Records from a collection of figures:
○ ○ ○
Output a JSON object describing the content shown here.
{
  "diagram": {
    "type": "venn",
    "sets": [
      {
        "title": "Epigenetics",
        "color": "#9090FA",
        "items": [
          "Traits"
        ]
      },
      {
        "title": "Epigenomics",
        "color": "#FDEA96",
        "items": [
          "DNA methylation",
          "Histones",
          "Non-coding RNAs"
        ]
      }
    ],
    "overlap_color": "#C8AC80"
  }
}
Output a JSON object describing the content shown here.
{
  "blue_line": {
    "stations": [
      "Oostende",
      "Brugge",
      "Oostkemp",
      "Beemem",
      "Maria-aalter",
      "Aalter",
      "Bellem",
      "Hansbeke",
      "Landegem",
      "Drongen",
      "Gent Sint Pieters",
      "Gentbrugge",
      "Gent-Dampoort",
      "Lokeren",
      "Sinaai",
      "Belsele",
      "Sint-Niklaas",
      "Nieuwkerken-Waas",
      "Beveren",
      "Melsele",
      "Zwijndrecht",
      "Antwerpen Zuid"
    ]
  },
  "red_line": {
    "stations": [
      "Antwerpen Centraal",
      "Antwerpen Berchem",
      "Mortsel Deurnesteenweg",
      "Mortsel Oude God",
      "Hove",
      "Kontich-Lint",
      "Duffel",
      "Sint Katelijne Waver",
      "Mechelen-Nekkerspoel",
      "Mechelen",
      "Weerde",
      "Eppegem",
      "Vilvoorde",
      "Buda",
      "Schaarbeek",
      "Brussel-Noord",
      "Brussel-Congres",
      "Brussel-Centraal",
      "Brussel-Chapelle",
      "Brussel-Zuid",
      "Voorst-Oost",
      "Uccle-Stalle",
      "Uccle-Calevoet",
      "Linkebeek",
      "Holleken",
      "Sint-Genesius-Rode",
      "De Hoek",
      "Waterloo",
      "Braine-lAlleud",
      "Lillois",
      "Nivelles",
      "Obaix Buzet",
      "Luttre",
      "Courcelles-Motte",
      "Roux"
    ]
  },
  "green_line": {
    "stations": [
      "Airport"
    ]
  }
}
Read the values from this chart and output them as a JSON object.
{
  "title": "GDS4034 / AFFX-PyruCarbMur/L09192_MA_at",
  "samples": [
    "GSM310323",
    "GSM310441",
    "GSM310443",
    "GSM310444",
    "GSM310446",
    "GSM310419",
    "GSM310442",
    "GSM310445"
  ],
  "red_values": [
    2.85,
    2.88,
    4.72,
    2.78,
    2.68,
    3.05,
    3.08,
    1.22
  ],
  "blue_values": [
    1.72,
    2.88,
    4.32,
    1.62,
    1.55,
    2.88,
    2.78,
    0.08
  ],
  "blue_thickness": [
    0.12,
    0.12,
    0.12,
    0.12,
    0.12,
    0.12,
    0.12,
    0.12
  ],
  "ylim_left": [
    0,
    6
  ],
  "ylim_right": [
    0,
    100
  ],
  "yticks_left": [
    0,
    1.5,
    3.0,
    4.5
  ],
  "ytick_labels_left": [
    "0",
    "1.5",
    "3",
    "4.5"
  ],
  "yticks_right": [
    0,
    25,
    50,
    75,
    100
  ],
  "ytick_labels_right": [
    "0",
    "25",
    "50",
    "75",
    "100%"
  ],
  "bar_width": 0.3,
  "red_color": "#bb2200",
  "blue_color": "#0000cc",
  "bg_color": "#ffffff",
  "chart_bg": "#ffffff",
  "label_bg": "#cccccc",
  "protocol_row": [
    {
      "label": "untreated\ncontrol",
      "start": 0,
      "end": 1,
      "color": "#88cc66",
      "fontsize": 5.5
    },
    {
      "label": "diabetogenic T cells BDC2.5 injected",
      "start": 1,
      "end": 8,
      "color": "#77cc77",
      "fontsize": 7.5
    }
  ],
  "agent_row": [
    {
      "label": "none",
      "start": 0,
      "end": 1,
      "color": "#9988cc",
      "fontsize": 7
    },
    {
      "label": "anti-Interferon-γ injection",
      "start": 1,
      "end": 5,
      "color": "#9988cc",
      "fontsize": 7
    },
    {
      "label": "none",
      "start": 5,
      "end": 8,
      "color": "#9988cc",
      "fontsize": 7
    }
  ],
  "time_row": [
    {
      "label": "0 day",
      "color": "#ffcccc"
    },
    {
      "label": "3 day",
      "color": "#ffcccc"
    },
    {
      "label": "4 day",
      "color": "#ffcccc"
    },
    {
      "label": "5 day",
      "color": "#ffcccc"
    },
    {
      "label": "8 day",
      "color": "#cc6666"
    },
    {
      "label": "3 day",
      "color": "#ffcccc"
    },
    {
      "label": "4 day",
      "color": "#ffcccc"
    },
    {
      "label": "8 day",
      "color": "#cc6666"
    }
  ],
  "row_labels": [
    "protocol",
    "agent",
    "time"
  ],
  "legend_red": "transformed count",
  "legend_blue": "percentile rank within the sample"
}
○ ○ ○
INSTRUCTIONS FOR THE TASK: Each line above with the word "title" needs to be copied.

YOUR RESPONSE:
        "title": "Epigenetics",
        "title": "Epigenomics",
  "title": "GDS4034 / AFFX-PyruCarbMur/L09192_MA_at",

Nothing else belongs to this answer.